START

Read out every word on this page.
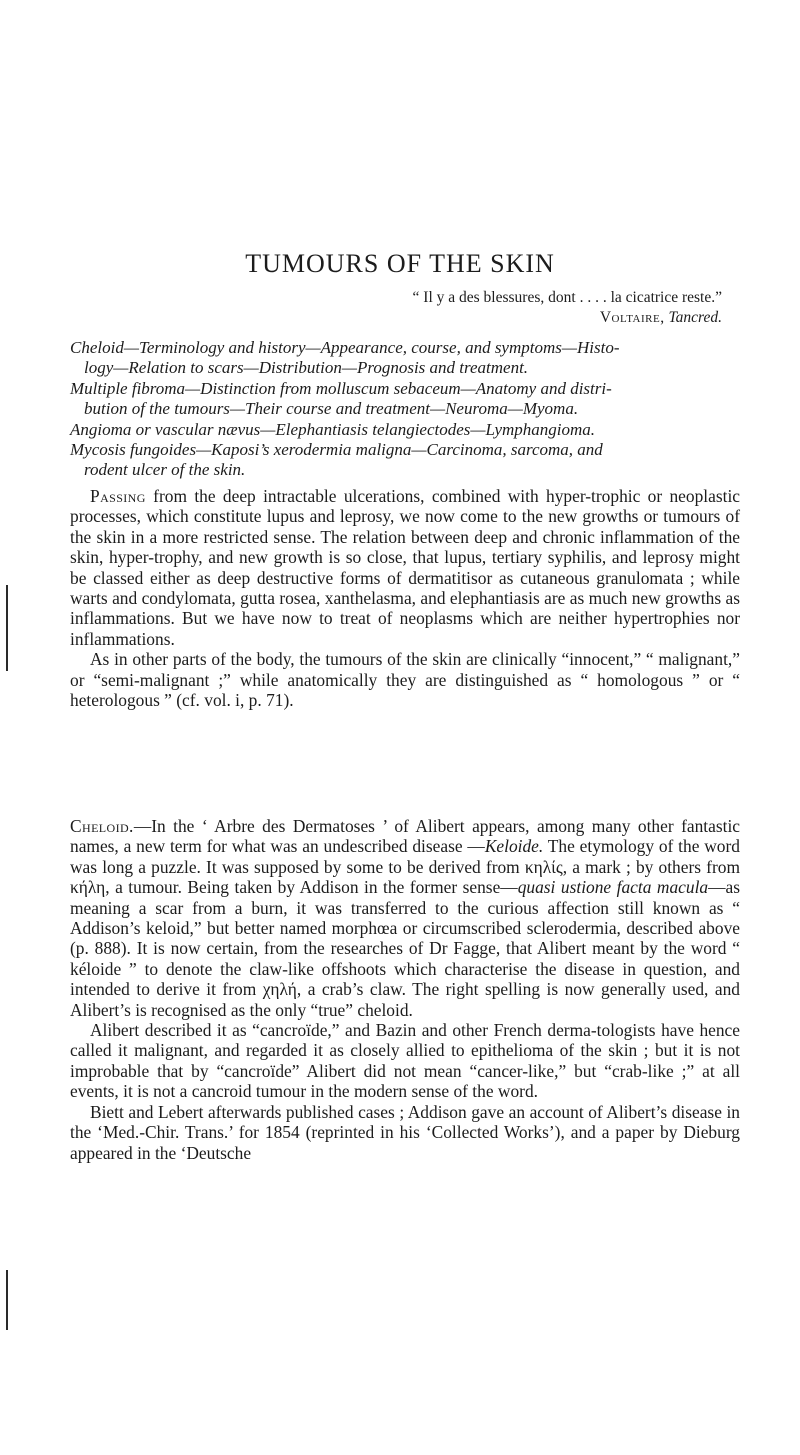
TUMOURS OF THE SKIN
“ Il y a des blessures, dont . . . . la cicatrice reste.”
Voltaire, Tancred.
Cheloid—Terminology and history—Appearance, course, and symptoms—Histo-
logy—Relation to scars—Distribution—Prognosis and treatment.
Multiple fibroma—Distinction from molluscum sebaceum—Anatomy and distri-
bution of the tumours—Their course and treatment—Neuroma—Myoma.
Angioma or vascular nævus—Elephantiasis telangiectodes—Lymphangioma.
Mycosis fungoides—Kaposi’s xerodermia maligna—Carcinoma, sarcoma, and
rodent ulcer of the skin.

Passing from the deep intractable ulcerations, combined with hyper-trophic or neoplastic processes, which constitute lupus and leprosy, we now come to the new growths or tumours of the skin in a more restricted sense. The relation between deep and chronic inflammation of the skin, hyper-trophy, and new growth is so close, that lupus, tertiary syphilis, and leprosy might be classed either as deep destructive forms of dermatitisor as cutaneous granulomata ; while warts and condylomata, gutta rosea, xanthelasma, and elephantiasis are as much new growths as inflammations. But we have now to treat of neoplasms which are neither hypertrophies nor inflammations.

As in other parts of the body, the tumours of the skin are clinically “innocent,” “ malignant,” or “semi-malignant ;” while anatomically they are distinguished as “ homologous ” or “ heterologous ” (cf. vol. i, p. 71).

Cheloid.—In the ‘ Arbre des Dermatoses ’ of Alibert appears, among many other fantastic names, a new term for what was an undescribed disease —Keloide. The etymology of the word was long a puzzle. It was supposed by some to be derived from κηλίς, a mark ; by others from κήλη, a tumour. Being taken by Addison in the former sense—quasi ustione facta macula—as meaning a scar from a burn, it was transferred to the curious affection still known as “ Addison’s keloid,” but better named morphœa or circumscribed sclerodermia, described above (p. 888). It is now certain, from the researches of Dr Fagge, that Alibert meant by the word “ kéloide ” to denote the claw-like offshoots which characterise the disease in question, and intended to derive it from χηλή, a crab’s claw. The right spelling is now generally used, and Alibert’s is recognised as the only “true” cheloid.

Alibert described it as “cancroïde,” and Bazin and other French derma-tologists have hence called it malignant, and regarded it as closely allied to epithelioma of the skin ; but it is not improbable that by “cancroïde” Alibert did not mean “cancer-like,” but “crab-like ;” at all events, it is not a cancroid tumour in the modern sense of the word.

Biett and Lebert afterwards published cases ; Addison gave an account of Alibert’s disease in the ‘Med.-Chir. Trans.’ for 1854 (reprinted in his ‘Collected Works’), and a paper by Dieburg appeared in the ‘Deutsche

END

** Problem statement **
Gather every line from the listing above in which the word "malignant" appears.

** Answer to the task **
As in other parts of the body, the tumours of the skin are clinically “innocent,” “ malignant,” or “semi-malignant ;” while anatomically they are distinguished as “ homologous ” or “ heterologous ” (cf. vol. i, p. 71).
Alibert described it as “cancroïde,” and Bazin and other French derma-tologists have hence called it malignant, and regarded it as closely allied to epithelioma of the skin ; but it is not improbable that by “cancroïde” Alibert did not mean “cancer-like,” but “crab-like ;” at all events, it is not a cancroid tumour in the modern sense of the word.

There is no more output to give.